Dataset entries on figures:
====
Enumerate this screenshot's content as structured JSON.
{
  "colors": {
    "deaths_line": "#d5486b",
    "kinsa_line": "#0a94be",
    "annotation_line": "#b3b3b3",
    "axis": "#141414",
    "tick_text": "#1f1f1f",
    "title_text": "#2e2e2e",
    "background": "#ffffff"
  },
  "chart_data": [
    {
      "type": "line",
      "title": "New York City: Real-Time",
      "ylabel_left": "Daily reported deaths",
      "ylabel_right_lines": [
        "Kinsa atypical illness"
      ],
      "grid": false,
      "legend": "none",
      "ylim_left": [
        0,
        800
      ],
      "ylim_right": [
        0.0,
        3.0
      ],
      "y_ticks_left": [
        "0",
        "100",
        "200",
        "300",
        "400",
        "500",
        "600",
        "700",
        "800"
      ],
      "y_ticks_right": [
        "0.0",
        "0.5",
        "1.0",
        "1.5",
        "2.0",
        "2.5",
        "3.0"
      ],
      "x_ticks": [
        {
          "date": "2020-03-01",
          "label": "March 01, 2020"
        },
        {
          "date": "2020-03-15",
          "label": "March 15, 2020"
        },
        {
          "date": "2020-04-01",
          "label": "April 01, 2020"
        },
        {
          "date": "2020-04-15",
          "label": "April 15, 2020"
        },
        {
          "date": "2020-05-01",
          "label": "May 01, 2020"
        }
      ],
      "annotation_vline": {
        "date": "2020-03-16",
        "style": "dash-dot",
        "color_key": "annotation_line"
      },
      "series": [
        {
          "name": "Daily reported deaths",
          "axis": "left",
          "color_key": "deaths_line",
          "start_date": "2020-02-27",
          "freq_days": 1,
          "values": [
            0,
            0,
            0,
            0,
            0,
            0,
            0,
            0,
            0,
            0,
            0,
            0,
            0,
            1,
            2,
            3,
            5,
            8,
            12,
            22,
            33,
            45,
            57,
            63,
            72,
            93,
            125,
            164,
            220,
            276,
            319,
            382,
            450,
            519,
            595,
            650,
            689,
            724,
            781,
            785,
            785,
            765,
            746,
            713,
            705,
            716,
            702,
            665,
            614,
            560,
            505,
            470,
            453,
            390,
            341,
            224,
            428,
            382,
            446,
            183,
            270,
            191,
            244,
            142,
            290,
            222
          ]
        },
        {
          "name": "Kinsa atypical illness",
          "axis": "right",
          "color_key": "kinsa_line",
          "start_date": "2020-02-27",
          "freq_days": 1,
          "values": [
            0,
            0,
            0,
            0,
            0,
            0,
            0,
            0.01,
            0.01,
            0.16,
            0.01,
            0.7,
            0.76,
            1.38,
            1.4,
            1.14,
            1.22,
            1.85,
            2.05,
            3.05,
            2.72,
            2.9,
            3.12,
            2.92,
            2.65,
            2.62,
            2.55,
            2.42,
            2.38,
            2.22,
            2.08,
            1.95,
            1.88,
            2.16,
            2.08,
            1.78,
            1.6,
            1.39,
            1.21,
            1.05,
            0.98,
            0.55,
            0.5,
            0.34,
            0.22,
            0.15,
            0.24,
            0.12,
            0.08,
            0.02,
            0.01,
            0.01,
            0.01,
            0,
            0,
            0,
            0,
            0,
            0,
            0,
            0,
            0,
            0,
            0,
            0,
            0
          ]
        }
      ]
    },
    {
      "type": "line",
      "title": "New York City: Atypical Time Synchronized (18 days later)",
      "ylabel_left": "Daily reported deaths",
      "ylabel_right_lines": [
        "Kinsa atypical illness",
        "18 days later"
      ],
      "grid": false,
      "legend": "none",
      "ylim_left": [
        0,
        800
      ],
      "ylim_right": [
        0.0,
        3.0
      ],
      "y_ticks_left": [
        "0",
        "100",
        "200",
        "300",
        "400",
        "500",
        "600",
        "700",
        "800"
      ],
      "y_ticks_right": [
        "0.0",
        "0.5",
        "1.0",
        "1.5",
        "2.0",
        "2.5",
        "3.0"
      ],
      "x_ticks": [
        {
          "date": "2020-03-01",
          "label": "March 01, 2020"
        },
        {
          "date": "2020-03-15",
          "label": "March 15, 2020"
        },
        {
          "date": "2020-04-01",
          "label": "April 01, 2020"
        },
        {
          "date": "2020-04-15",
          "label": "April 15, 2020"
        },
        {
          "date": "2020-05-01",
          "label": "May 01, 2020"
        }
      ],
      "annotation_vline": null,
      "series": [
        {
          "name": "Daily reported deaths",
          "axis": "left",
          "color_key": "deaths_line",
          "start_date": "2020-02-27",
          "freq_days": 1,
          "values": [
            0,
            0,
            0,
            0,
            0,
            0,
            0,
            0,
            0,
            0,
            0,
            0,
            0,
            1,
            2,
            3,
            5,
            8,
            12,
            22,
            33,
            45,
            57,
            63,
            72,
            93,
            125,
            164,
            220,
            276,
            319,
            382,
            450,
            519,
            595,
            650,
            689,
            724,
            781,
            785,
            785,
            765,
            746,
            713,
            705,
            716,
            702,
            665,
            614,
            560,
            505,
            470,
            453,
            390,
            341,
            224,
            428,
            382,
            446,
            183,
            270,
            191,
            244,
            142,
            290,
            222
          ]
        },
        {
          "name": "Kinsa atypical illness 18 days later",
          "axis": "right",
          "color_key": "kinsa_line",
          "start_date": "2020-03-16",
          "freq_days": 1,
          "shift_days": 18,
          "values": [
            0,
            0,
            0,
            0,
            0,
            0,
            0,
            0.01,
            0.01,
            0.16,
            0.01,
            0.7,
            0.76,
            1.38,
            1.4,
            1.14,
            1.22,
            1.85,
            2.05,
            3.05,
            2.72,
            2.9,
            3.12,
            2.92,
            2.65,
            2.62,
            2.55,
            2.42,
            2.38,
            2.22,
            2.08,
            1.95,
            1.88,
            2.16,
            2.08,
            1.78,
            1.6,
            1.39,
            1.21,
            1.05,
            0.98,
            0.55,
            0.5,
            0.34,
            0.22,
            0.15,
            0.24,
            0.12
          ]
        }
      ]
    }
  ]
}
====
■ **EXERCISE DETAILS**: Write out all the records above again, exactly as they stand.

■ **ANSWER FOR THIS EXERCISE**:
Enumerate this screenshot's content as structured JSON.
{
  "colors": {
    "deaths_line": "#d5486b",
    "kinsa_line": "#0a94be",
    "annotation_line": "#b3b3b3",
    "axis": "#141414",
    "tick_text": "#1f1f1f",
    "title_text": "#2e2e2e",
    "background": "#ffffff"
  },
  "chart_data": [
    {
      "type": "line",
      "title": "New York City: Real-Time",
      "ylabel_left": "Daily reported deaths",
      "ylabel_right_lines": [
        "Kinsa atypical illness"
      ],
      "grid": false,
      "legend": "none",
      "ylim_left": [
        0,
        800
      ],
      "ylim_right": [
        0.0,
        3.0
      ],
      "y_ticks_left": [
        "0",
        "100",
        "200",
        "300",
        "400",
        "500",
        "600",
        "700",
        "800"
      ],
      "y_ticks_right": [
        "0.0",
        "0.5",
        "1.0",
        "1.5",
        "2.0",
        "2.5",
        "3.0"
      ],
      "x_ticks": [
        {
          "date": "2020-03-01",
          "label": "March 01, 2020"
        },
        {
          "date": "2020-03-15",
          "label": "March 15, 2020"
        },
        {
          "date": "2020-04-01",
          "label": "April 01, 2020"
        },
        {
          "date": "2020-04-15",
          "label": "April 15, 2020"
        },
        {
          "date": "2020-05-01",
          "label": "May 01, 2020"
        }
      ],
      "annotation_vline": {
        "date": "2020-03-16",
        "style": "dash-dot",
        "color_key": "annotation_line"
      },
      "series": [
        {
          "name": "Daily reported deaths",
          "axis": "left",
          "color_key": "deaths_line",
          "start_date": "2020-02-27",
          "freq_days": 1,
          "values": [
            0,
            0,
            0,
            0,
            0,
            0,
            0,
            0,
            0,
            0,
            0,
            0,
            0,
            1,
            2,
            3,
            5,
            8,
            12,
            22,
            33,
            45,
            57,
            63,
            72,
            93,
            125,
            164,
            220,
            276,
            319,
            382,
            450,
            519,
            595,
            650,
            689,
            724,
            781,
            785,
            785,
            765,
            746,
            713,
            705,
            716,
            702,
            665,
            614,
            560,
            505,
            470,
            453,
            390,
            341,
            224,
            428,
            382,
            446,
            183,
            270,
            191,
            244,
            142,
            290,
            222
          ]
        },
        {
          "name": "Kinsa atypical illness",
          "axis": "right",
          "color_key": "kinsa_line",
          "start_date": "2020-02-27",
          "freq_days": 1,
          "values": [
            0,
            0,
            0,
            0,
            0,
            0,
            0,
            0.01,
            0.01,
            0.16,
            0.01,
            0.7,
            0.76,
            1.38,
            1.4,
            1.14,
            1.22,
            1.85,
            2.05,
            3.05,
            2.72,
            2.9,
            3.12,
            2.92,
            2.65,
            2.62,
            2.55,
            2.42,
            2.38,
            2.22,
            2.08,
            1.95,
            1.88,
            2.16,
            2.08,
            1.78,
            1.6,
            1.39,
            1.21,
            1.05,
            0.98,
            0.55,
            0.5,
            0.34,
            0.22,
            0.15,
            0.24,
            0.12,
            0.08,
            0.02,
            0.01,
            0.01,
            0.01,
            0,
            0,
            0,
            0,
            0,
            0,
            0,
            0,
            0,
            0,
            0,
            0,
            0
          ]
        }
      ]
    },
    {
      "type": "line",
      "title": "New York City: Atypical Time Synchronized (18 days later)",
      "ylabel_left": "Daily reported deaths",
      "ylabel_right_lines": [
        "Kinsa atypical illness",
        "18 days later"
      ],
      "grid": false,
      "legend": "none",
      "ylim_left": [
        0,
        800
      ],
      "ylim_right": [
        0.0,
        3.0
      ],
      "y_ticks_left": [
        "0",
        "100",
        "200",
        "300",
        "400",
        "500",
        "600",
        "700",
        "800"
      ],
      "y_ticks_right": [
        "0.0",
        "0.5",
        "1.0",
        "1.5",
        "2.0",
        "2.5",
        "3.0"
      ],
      "x_ticks": [
        {
          "date": "2020-03-01",
          "label": "March 01, 2020"
        },
        {
          "date": "2020-03-15",
          "label": "March 15, 2020"
        },
        {
          "date": "2020-04-01",
          "label": "April 01, 2020"
        },
        {
          "date": "2020-04-15",
          "label": "April 15, 2020"
        },
        {
          "date": "2020-05-01",
          "label": "May 01, 2020"
        }
      ],
      "annotation_vline": null,
      "series": [
        {
          "name": "Daily reported deaths",
          "axis": "left",
          "color_key": "deaths_line",
          "start_date": "2020-02-27",
          "freq_days": 1,
          "values": [
            0,
            0,
            0,
            0,
            0,
            0,
            0,
            0,
            0,
            0,
            0,
            0,
            0,
            1,
            2,
            3,
            5,
            8,
            12,
            22,
            33,
            45,
            57,
            63,
            72,
            93,
            125,
            164,
            220,
            276,
            319,
            382,
            450,
            519,
            595,
            650,
            689,
            724,
            781,
            785,
            785,
            765,
            746,
            713,
            705,
            716,
            702,
            665,
            614,
            560,
            505,
            470,
            453,
            390,
            341,
            224,
            428,
            382,
            446,
            183,
            270,
            191,
            244,
            142,
            290,
            222
          ]
        },
        {
          "name": "Kinsa atypical illness 18 days later",
          "axis": "right",
          "color_key": "kinsa_line",
          "start_date": "2020-03-16",
          "freq_days": 1,
          "shift_days": 18,
          "values": [
            0,
            0,
            0,
            0,
            0,
            0,
            0,
            0.01,
            0.01,
            0.16,
            0.01,
            0.7,
            0.76,
            1.38,
            1.4,
            1.14,
            1.22,
            1.85,
            2.05,
            3.05,
            2.72,
            2.9,
            3.12,
            2.92,
            2.65,
            2.62,
            2.55,
            2.42,
            2.38,
            2.22,
            2.08,
            1.95,
            1.88,
            2.16,
            2.08,
            1.78,
            1.6,
            1.39,
            1.21,
            1.05,
            0.98,
            0.55,
            0.5,
            0.34,
            0.22,
            0.15,
            0.24,
            0.12
          ]
        }
      ]
    }
  ]
}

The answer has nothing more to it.